(Required work):
In your copy, leave out the pictures; write out all the data exactly.

(Stored entries)
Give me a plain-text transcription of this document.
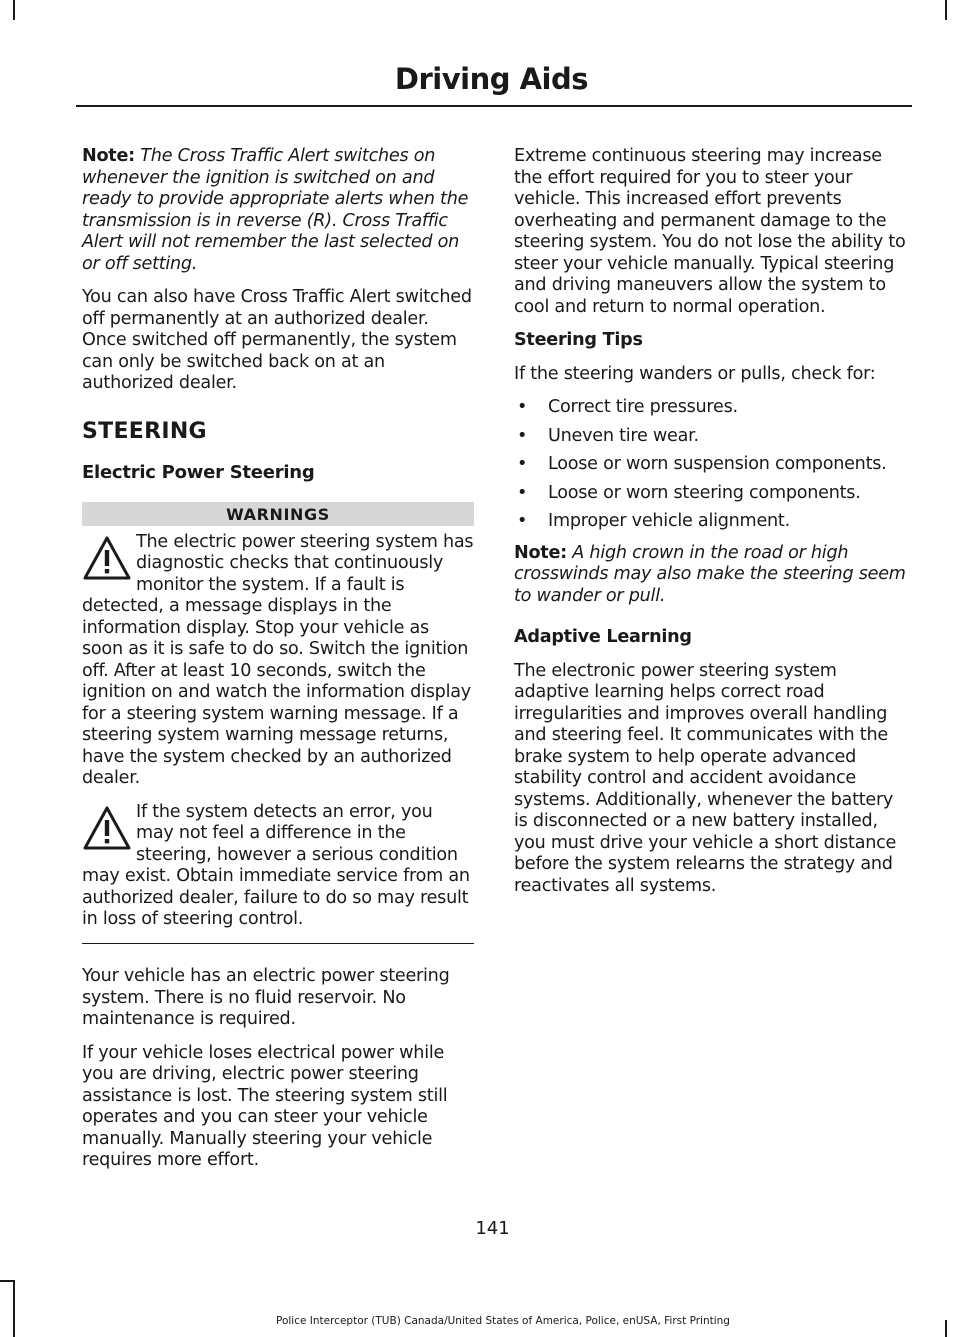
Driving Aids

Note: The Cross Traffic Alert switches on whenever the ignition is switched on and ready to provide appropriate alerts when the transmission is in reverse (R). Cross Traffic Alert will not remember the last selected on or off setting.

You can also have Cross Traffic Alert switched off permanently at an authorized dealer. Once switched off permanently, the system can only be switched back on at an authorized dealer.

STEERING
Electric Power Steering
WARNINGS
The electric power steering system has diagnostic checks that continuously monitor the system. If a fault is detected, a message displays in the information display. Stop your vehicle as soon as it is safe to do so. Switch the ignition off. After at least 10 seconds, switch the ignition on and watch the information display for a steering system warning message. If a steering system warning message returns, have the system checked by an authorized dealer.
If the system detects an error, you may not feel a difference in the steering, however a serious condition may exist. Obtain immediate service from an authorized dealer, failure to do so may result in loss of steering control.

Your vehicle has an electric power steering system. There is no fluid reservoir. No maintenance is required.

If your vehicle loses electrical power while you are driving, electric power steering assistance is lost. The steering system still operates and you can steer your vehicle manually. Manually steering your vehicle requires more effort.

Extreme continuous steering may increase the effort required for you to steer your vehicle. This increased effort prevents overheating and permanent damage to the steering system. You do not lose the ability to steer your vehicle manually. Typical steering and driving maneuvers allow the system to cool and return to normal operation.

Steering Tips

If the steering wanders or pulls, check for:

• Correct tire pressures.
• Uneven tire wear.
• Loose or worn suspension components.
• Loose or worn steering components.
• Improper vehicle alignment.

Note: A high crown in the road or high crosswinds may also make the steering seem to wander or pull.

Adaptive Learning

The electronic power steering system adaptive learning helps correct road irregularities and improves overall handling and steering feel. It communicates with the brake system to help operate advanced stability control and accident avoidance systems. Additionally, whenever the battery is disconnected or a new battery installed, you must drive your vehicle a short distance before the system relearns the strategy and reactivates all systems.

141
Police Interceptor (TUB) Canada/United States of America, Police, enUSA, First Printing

(Answer for this exercise):
Give me a plain-text transcription of this document.
Driving Aids

Note: The Cross Traffic Alert switches on whenever the ignition is switched on and ready to provide appropriate alerts when the transmission is in reverse (R). Cross Traffic Alert will not remember the last selected on or off setting.

You can also have Cross Traffic Alert switched off permanently at an authorized dealer. Once switched off permanently, the system can only be switched back on at an authorized dealer.

STEERING
Electric Power Steering
WARNINGS
The electric power steering system has diagnostic checks that continuously monitor the system. If a fault is detected, a message displays in the information display. Stop your vehicle as soon as it is safe to do so. Switch the ignition off. After at least 10 seconds, switch the ignition on and watch the information display for a steering system warning message. If a steering system warning message returns, have the system checked by an authorized dealer.
If the system detects an error, you may not feel a difference in the steering, however a serious condition may exist. Obtain immediate service from an authorized dealer, failure to do so may result in loss of steering control.

Your vehicle has an electric power steering system. There is no fluid reservoir. No maintenance is required.

If your vehicle loses electrical power while you are driving, electric power steering assistance is lost. The steering system still operates and you can steer your vehicle manually. Manually steering your vehicle requires more effort.

Extreme continuous steering may increase the effort required for you to steer your vehicle. This increased effort prevents overheating and permanent damage to the steering system. You do not lose the ability to steer your vehicle manually. Typical steering and driving maneuvers allow the system to cool and return to normal operation.

Steering Tips

If the steering wanders or pulls, check for:

• Correct tire pressures.
• Uneven tire wear.
• Loose or worn suspension components.
• Loose or worn steering components.
• Improper vehicle alignment.

Note: A high crown in the road or high crosswinds may also make the steering seem to wander or pull.

Adaptive Learning

The electronic power steering system adaptive learning helps correct road irregularities and improves overall handling and steering feel. It communicates with the brake system to help operate advanced stability control and accident avoidance systems. Additionally, whenever the battery is disconnected or a new battery installed, you must drive your vehicle a short distance before the system relearns the strategy and reactivates all systems.

141
Police Interceptor (TUB) Canada/United States of America, Police, enUSA, First Printing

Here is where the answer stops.